• _THE REQUEST_
Which lines have the string "subtitle"? Copy all of them from the entries below.

• _DATA SHOWN_
____________
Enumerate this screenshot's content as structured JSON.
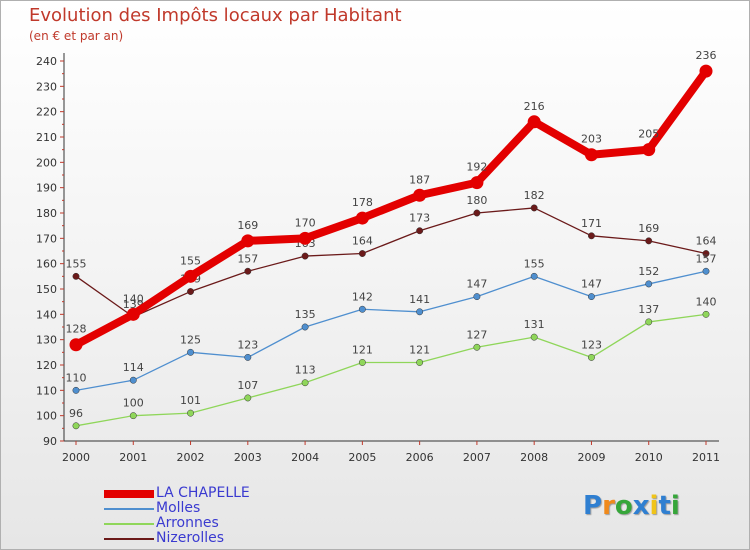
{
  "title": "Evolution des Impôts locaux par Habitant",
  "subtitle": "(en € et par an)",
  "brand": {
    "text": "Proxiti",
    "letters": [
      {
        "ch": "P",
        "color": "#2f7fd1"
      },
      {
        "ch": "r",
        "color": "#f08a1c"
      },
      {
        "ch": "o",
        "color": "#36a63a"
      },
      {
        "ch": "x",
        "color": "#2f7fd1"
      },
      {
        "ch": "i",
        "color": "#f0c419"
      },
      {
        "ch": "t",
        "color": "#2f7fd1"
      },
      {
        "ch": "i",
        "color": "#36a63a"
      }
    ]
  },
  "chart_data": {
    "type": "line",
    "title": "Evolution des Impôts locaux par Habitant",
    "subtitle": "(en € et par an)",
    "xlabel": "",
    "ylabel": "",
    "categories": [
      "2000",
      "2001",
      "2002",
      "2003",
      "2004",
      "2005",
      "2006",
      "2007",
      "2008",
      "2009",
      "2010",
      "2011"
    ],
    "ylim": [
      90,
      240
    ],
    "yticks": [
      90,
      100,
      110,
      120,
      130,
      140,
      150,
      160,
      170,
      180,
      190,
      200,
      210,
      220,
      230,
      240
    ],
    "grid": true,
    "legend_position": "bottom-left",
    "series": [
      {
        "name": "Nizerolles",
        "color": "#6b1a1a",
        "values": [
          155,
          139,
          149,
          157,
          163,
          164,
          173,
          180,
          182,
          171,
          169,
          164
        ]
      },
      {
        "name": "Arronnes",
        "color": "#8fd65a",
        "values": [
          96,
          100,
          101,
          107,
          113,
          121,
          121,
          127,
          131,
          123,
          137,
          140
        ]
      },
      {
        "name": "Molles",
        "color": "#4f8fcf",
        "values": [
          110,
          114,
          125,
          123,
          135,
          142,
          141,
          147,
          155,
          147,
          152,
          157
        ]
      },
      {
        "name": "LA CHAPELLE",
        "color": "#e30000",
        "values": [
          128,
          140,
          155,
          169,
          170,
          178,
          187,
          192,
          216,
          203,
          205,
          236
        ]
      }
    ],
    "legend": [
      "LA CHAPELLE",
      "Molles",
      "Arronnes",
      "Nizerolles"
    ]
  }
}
____________
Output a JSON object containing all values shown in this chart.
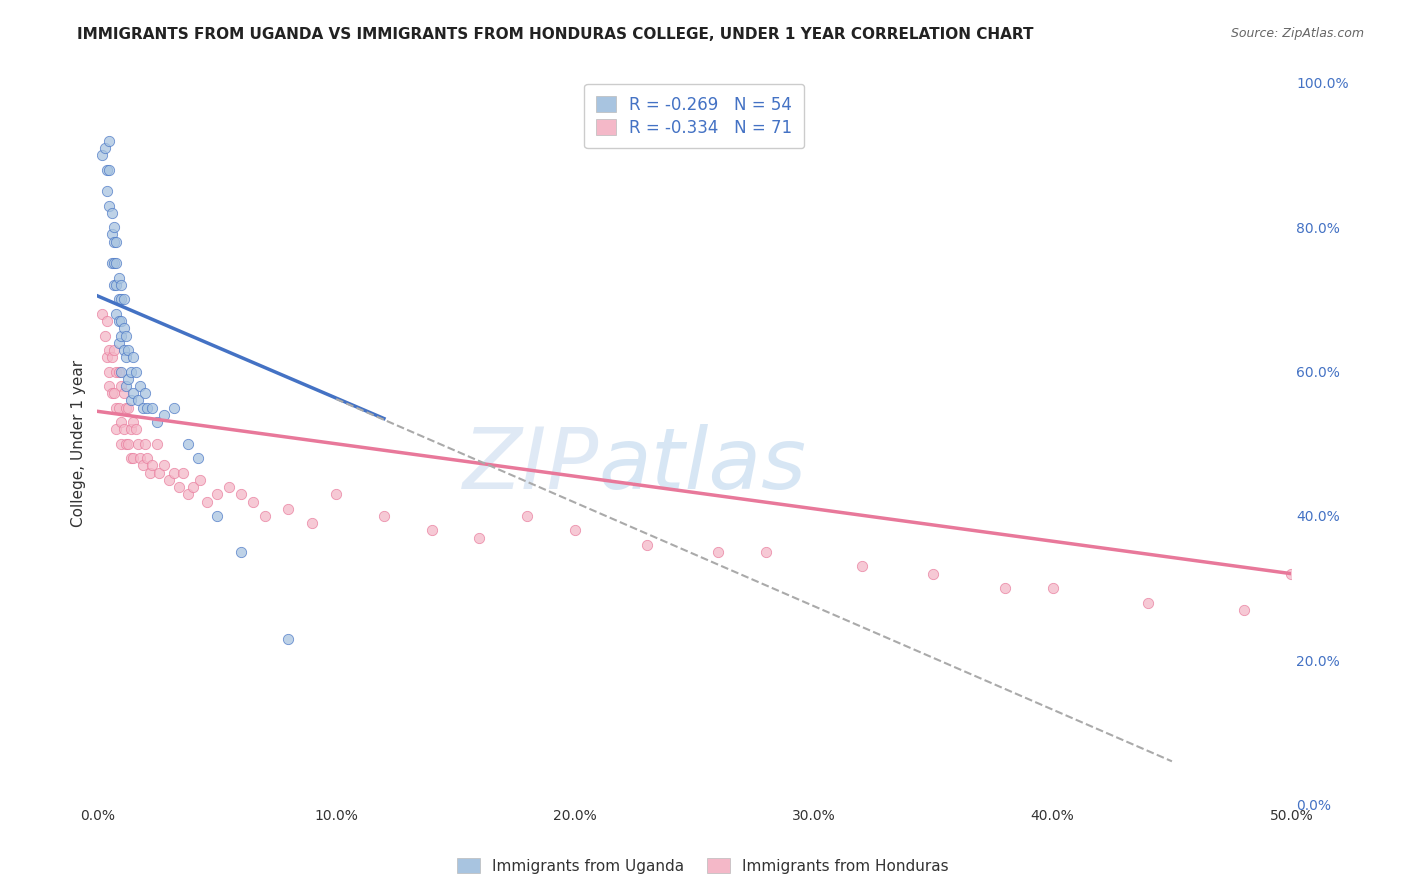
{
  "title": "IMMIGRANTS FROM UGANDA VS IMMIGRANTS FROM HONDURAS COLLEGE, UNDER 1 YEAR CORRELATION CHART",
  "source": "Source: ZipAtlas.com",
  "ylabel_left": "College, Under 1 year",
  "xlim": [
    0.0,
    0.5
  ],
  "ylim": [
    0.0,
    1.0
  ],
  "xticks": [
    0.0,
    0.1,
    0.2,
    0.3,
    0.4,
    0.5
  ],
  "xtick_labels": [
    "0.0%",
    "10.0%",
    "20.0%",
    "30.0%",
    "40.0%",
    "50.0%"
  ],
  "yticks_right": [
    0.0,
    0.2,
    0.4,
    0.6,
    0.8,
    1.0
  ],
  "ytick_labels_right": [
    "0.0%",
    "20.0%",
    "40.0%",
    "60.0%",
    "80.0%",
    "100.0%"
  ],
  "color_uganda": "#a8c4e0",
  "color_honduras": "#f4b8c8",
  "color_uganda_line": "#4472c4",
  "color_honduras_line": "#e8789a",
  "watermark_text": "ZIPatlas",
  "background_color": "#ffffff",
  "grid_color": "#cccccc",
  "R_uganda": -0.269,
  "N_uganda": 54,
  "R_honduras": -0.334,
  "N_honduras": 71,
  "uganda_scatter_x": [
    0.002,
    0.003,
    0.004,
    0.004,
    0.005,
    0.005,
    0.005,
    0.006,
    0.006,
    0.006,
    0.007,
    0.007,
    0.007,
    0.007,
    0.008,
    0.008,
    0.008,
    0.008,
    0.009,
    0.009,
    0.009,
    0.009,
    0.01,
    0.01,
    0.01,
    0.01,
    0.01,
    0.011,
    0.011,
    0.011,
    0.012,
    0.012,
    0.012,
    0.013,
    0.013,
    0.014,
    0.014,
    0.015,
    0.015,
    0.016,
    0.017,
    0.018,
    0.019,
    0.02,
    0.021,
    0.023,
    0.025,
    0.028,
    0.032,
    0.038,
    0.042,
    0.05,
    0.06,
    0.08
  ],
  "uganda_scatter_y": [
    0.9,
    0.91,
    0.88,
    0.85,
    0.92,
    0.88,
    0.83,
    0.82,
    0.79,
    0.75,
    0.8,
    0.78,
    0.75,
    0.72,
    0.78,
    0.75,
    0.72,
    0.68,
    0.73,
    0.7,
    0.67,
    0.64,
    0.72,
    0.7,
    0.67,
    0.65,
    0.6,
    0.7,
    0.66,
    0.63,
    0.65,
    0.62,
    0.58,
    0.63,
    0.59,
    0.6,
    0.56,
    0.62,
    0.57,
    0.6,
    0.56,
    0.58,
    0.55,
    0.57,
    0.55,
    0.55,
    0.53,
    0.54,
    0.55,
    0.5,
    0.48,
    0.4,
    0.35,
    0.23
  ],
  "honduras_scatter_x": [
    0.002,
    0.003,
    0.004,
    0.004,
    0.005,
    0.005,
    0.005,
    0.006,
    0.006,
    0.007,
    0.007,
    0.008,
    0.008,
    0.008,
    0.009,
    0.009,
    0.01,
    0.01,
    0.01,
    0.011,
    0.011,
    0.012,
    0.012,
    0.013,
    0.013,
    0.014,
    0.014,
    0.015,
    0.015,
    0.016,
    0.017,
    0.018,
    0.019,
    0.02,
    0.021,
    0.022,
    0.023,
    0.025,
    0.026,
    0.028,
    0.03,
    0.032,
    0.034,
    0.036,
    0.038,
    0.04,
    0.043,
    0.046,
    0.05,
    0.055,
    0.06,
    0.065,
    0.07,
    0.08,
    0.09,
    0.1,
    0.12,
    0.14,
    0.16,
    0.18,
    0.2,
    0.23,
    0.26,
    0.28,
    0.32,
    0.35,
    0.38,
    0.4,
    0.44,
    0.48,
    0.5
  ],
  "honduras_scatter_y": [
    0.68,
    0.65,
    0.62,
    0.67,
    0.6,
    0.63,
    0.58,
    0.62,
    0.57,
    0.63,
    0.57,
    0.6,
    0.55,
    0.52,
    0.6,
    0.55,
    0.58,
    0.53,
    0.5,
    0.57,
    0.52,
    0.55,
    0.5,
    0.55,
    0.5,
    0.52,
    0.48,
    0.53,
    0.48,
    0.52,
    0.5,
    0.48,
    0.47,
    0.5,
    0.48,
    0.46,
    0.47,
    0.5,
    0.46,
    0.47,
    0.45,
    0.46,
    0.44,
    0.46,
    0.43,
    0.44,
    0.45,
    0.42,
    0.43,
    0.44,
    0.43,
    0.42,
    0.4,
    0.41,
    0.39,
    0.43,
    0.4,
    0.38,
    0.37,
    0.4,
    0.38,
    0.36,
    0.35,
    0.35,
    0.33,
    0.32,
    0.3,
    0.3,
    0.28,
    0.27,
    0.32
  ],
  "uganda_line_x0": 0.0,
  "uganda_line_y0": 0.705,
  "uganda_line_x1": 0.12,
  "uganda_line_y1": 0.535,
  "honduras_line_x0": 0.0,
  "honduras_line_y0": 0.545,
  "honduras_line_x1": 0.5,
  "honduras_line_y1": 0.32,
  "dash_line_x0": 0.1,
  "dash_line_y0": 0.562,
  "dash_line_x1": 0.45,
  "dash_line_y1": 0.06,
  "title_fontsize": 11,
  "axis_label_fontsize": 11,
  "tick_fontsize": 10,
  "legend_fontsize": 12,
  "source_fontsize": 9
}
____________
• _SOLUTION FOR THIS EXERCISE_
  "subtitle": "(en € et par an)",
    "subtitle": "(en € et par an)",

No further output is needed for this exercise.